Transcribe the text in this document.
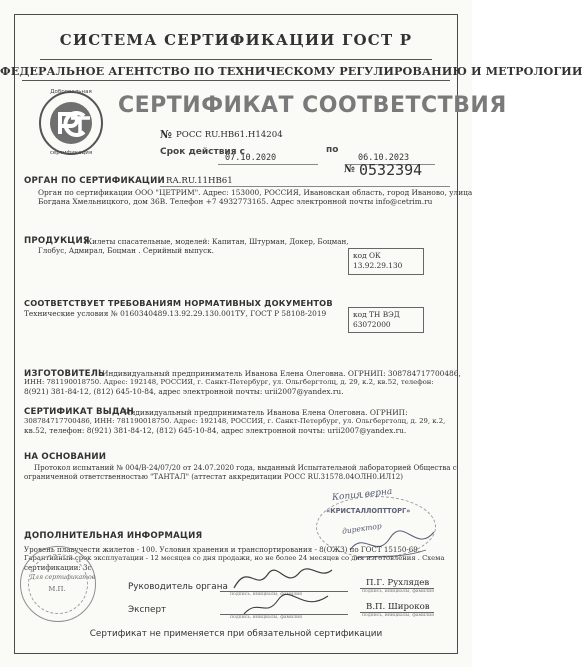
СИСТЕМА СЕРТИФИКАЦИИ ГОСТ Р
ФЕДЕРАЛЬНОЕ АГЕНТСТВО ПО ТЕХНИЧЕСКОМУ РЕГУЛИРОВАНИЮ И МЕТРОЛОГИИ
Добровольная
сертификация
СЕРТИФИКАТ СООТВЕТСТВИЯ
№ РОСС RU.НВ61.Н14204
Срок действия с
07.10.2020
по
06.10.2023
№ 0532394
ОРГАН ПО СЕРТИФИКАЦИИ RA.RU.11НВ61
Орган по сертификации ООО "ЦЕТРИМ". Адрес: 153000, РОССИЯ, Ивановская область, город Иваново, улица
Богдана Хмельницкого, дом 36В. Телефон +7 4932773165. Адрес электронной почты info@cetrim.ru
ПРОДУКЦИЯ
Жилеты спасательные, моделей: Капитан, Штурман, Докер, Боцман,
Глобус, Адмирал, Боцман . Серийный выпуск.
код ОК
13.92.29.130
СООТВЕТСТВУЕТ ТРЕБОВАНИЯМ НОРМАТИВНЫХ ДОКУМЕНТОВ
Технические условия № 0160340489.13.92.29.130.001ТУ, ГОСТ Р 58108-2019	код ТН ВЭД
63072000
ИЗГОТОВИТЕЛЬ
Индивидуальный предприниматель Иванова Елена Олеговна. ОГРНИП: 308784717700486,
ИНН: 781190018750. Адрес: 192148, РОССИЯ, г. Санкт-Петербург, ул. Ольгбергтолц, д. 29, к.2, кв.52, телефон:
8(921) 381-84-12, (812) 645-10-84, адрес электронной почты: urii2007@yandex.ru.
СЕРТИФИКАТ ВЫДАН
Индивидуальный предприниматель Иванова Елена Олеговна. ОГРНИП:
308784717700486, ИНН: 781190018750. Адрес: 192148, РОССИЯ, г. Санкт-Петербург, ул. Ольгбергтолц, д. 29, к.2,
кв.52, телефон: 8(921) 381-84-12, (812) 645-10-84, адрес электронной почты: urii2007@yandex.ru.
НА ОСНОВАНИИ
Протокол испытаний № 004/В-24/07/20 от 24.07.2020 года, выданный Испытательной лабораторией Общества с
ограниченной ответственностью "ТАНТАЛ" (аттестат аккредитации РОСС RU.31578.04ОЛН0.ИЛ12)
Копия верна
«КРИСТАЛЛОПТТОРГ»
директор
ДОПОЛНИТЕЛЬНАЯ ИНФОРМАЦИЯ
Уровень плавучести жилетов - 100. Условия хранения и транспортирования - 8(ОЖЗ) по ГОСТ 15150-69.
Гарантийный срок эксплуатации - 12 месяцев со дня продажи, но не более 24 месяцев со дня изготовления . Схема
сертификации: 3с.
Для сертификатов
М.П.	Руководитель органа
подпись, инициалы, фамилия
П.Г. Рухлядев
подпись, инициалы, фамилия
Эксперт
подпись, инициалы, фамилия
В.П. Широков
подпись, инициалы, фамилия
Сертификат не применяется при обязательной сертификации
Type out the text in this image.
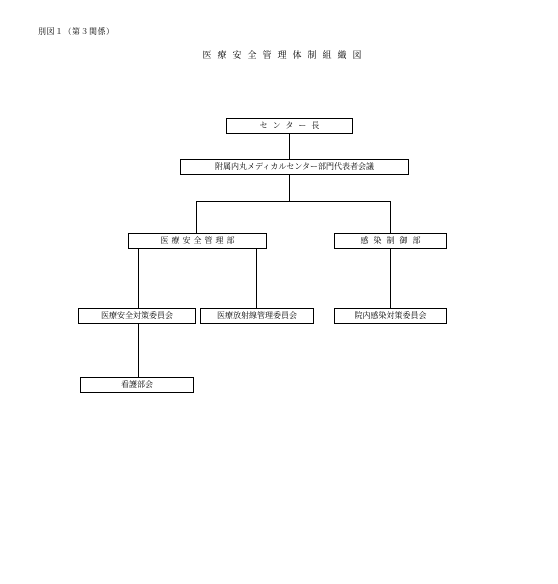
別図１（第３関係）
医療安全管理体制組織図
センター長
附属内丸メディカルセンター部門代表者会議
医療安全管理部	感染制御部
医療安全対策委員会	医療放射線管理委員会	院内感染対策委員会
看護部会
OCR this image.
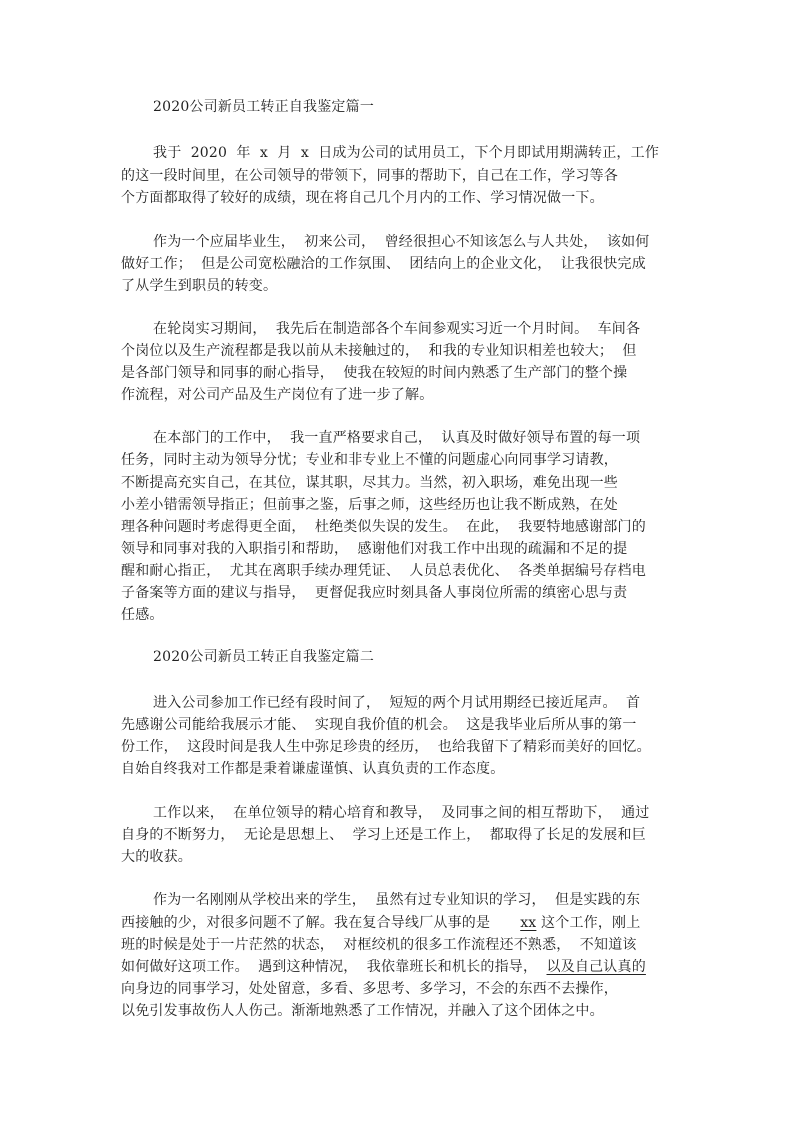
2020公司新员工转正自我鉴定篇一
我于  2020  年  x  月  x  日成为公司的试用员工，下个月即试用期满转正，工作
的这一段时间里，在公司领导的带领下，同事的帮助下，自己在工作，学习等各
个方面都取得了较好的成绩，现在将自己几个月内的工作、学习情况做一下。
作为一个应届毕业生，  初来公司，  曾经很担心不知该怎么与人共处，  该如何
做好工作；  但是公司宽松融洽的工作氛围、  团结向上的企业文化，  让我很快完成
了从学生到职员的转变。
在轮岗实习期间，  我先后在制造部各个车间参观实习近一个月时间。  车间各
个岗位以及生产流程都是我以前从未接触过的，  和我的专业知识相差也较大；  但
是各部门领导和同事的耐心指导，  使我在较短的时间内熟悉了生产部门的整个操
作流程，对公司产品及生产岗位有了进一步了解。
在本部门的工作中，  我一直严格要求自己，  认真及时做好领导布置的每一项
任务，同时主动为领导分忧；专业和非专业上不懂的问题虚心向同事学习请教，
不断提高充实自己，在其位，谋其职，尽其力。当然，初入职场，难免出现一些
小差小错需领导指正；但前事之鉴，后事之师，这些经历也让我不断成熟，在处
理各种问题时考虑得更全面，  杜绝类似失误的发生。  在此，  我要特地感谢部门的
领导和同事对我的入职指引和帮助，  感谢他们对我工作中出现的疏漏和不足的提
醒和耐心指正，  尤其在离职手续办理凭证、  人员总表优化、  各类单据编号存档电
子备案等方面的建议与指导，  更督促我应时刻具备人事岗位所需的缜密心思与责
任感。
2020公司新员工转正自我鉴定篇二
进入公司参加工作已经有段时间了，  短短的两个月试用期经已接近尾声。  首
先感谢公司能给我展示才能、  实现自我价值的机会。  这是我毕业后所从事的第一
份工作，  这段时间是我人生中弥足珍贵的经历，  也给我留下了精彩而美好的回忆。
自始自终我对工作都是秉着谦虚谨慎、认真负责的工作态度。
工作以来，  在单位领导的精心培育和教导，  及同事之间的相互帮助下，  通过
自身的不断努力，  无论是思想上、  学习上还是工作上，  都取得了长足的发展和巨
大的收获。
作为一名刚刚从学校出来的学生，  虽然有过专业知识的学习，  但是实践的东
西接触的少，对很多问题不了解。我在复合导线厂从事的是 xx 这个工作，刚上
班的时候是处于一片茫然的状态，  对框绞机的很多工作流程还不熟悉，  不知道该
如何做好这项工作。  遇到这种情况，  我依靠班长和机长的指导，  以及自己认真的
向身边的同事学习，处处留意，多看、多思考、多学习，不会的东西不去操作，
以免引发事故伤人人伤己。渐渐地熟悉了工作情况，并融入了这个团体之中。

» **YOUR GOAL**: List the lines that contain the word "this".

» **SOLVED EXERCISE**:
Transcribe the text in this document.
Type out the text in this image.
OCR this image.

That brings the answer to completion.